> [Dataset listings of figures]

start

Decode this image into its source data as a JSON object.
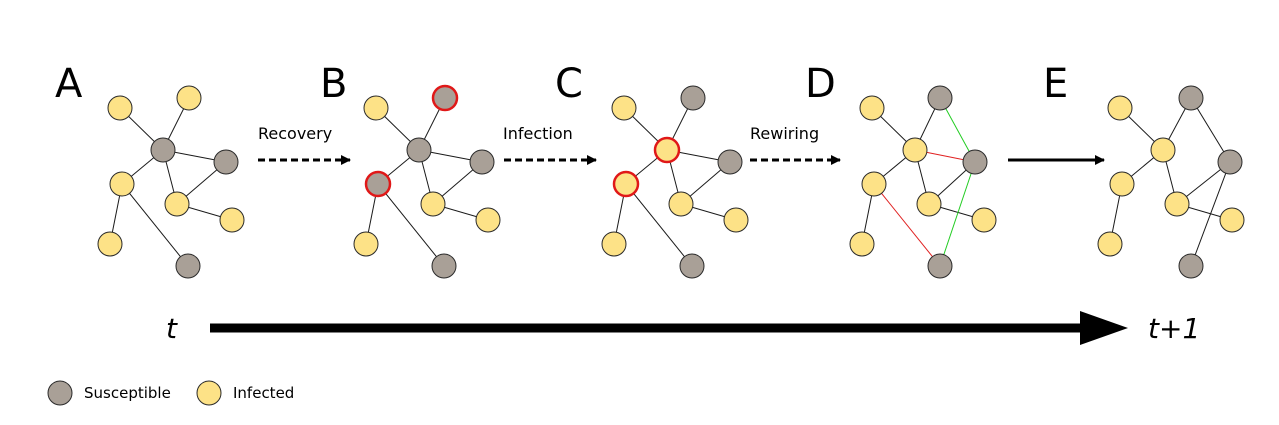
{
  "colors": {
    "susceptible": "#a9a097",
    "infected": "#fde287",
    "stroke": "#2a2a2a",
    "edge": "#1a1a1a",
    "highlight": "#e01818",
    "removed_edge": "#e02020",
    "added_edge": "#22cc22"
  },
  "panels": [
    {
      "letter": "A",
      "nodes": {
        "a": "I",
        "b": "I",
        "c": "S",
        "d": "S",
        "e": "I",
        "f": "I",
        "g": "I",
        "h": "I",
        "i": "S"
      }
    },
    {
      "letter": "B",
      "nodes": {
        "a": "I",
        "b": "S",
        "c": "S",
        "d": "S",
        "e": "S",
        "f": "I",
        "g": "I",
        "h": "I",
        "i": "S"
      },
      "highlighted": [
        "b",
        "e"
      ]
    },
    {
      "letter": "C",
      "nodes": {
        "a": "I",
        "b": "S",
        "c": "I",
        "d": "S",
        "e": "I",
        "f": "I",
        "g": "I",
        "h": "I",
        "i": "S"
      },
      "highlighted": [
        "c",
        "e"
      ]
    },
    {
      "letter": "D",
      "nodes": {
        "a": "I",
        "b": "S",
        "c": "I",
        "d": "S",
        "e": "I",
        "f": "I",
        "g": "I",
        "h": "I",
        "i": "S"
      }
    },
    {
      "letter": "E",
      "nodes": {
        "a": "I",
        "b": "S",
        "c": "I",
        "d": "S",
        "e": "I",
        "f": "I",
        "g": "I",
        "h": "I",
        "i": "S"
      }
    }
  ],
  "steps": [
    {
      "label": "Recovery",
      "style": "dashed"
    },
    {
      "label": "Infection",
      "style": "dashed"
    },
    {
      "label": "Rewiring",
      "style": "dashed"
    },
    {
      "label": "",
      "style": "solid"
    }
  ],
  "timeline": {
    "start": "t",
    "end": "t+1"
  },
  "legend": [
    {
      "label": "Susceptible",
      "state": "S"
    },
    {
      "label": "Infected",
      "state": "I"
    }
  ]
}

end
start

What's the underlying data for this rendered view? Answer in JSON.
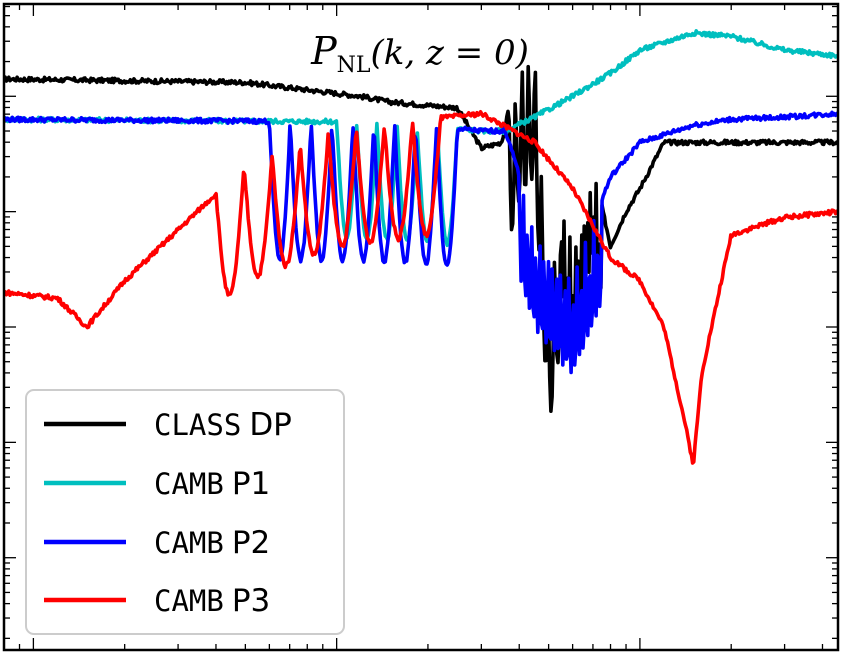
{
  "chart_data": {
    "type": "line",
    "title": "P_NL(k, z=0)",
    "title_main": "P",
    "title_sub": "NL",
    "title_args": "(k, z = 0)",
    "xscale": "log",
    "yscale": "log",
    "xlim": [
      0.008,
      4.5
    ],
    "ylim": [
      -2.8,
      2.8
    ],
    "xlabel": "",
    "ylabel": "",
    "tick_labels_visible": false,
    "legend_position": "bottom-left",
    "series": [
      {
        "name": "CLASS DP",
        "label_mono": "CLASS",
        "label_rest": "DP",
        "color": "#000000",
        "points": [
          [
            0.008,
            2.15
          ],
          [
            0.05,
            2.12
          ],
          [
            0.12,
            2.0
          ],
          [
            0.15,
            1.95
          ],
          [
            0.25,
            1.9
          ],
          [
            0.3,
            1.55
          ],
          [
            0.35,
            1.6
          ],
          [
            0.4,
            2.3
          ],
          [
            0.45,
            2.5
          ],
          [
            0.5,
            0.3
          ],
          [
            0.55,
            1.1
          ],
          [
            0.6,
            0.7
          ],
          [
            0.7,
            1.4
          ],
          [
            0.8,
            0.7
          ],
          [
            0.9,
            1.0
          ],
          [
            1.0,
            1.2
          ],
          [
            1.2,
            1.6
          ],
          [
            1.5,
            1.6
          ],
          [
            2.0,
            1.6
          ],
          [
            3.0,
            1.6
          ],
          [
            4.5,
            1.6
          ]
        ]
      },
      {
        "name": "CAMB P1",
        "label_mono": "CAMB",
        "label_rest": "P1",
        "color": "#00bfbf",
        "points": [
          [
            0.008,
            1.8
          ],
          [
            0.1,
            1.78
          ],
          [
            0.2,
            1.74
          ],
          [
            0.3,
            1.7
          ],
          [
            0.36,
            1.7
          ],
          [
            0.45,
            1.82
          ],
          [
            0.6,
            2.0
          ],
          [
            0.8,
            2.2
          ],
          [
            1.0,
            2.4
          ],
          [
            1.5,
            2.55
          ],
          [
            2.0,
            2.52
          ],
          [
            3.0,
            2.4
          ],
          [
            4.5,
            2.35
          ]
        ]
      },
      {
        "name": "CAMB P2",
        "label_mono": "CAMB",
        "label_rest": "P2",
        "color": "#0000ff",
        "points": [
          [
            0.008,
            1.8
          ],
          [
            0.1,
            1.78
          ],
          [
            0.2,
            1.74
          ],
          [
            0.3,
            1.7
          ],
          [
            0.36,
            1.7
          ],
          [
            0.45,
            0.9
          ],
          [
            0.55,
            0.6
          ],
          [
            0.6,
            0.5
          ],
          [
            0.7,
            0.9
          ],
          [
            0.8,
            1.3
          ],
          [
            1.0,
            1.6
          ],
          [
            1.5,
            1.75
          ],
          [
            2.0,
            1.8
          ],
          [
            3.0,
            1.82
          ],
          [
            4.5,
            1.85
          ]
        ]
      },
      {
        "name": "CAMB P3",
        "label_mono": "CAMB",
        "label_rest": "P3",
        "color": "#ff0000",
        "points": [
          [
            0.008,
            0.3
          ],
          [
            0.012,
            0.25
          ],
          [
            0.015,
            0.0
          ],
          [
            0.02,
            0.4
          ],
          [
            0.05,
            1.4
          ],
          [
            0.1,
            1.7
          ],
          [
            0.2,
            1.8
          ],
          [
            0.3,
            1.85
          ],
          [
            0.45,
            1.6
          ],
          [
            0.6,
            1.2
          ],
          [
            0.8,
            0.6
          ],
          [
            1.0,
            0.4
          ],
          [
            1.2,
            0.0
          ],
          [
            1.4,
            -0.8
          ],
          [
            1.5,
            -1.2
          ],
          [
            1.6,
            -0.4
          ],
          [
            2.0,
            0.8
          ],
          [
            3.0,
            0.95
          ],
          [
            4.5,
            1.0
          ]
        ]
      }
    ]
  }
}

end
start

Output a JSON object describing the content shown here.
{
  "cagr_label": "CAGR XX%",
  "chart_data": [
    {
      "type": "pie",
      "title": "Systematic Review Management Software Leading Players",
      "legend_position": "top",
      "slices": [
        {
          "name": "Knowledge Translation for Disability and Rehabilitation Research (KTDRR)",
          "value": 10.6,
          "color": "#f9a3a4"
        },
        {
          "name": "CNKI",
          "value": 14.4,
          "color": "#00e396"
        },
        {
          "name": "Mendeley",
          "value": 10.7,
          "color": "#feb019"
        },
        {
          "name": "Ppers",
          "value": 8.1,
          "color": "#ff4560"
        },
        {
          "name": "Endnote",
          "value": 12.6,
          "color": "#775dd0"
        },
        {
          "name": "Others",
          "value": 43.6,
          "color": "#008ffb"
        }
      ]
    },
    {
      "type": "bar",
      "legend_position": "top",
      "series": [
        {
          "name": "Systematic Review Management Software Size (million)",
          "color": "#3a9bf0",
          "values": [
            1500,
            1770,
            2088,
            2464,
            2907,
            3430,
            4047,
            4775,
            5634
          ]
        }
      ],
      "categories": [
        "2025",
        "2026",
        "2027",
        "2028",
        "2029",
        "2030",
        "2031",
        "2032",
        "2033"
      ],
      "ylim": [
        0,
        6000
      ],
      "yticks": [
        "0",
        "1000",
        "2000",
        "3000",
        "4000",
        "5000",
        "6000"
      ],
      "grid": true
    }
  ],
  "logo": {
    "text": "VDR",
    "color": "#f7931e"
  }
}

end

> [Brief] Looking at the records above, count the lines where the word "Review" appears. State only the number.

> [Task solution] 2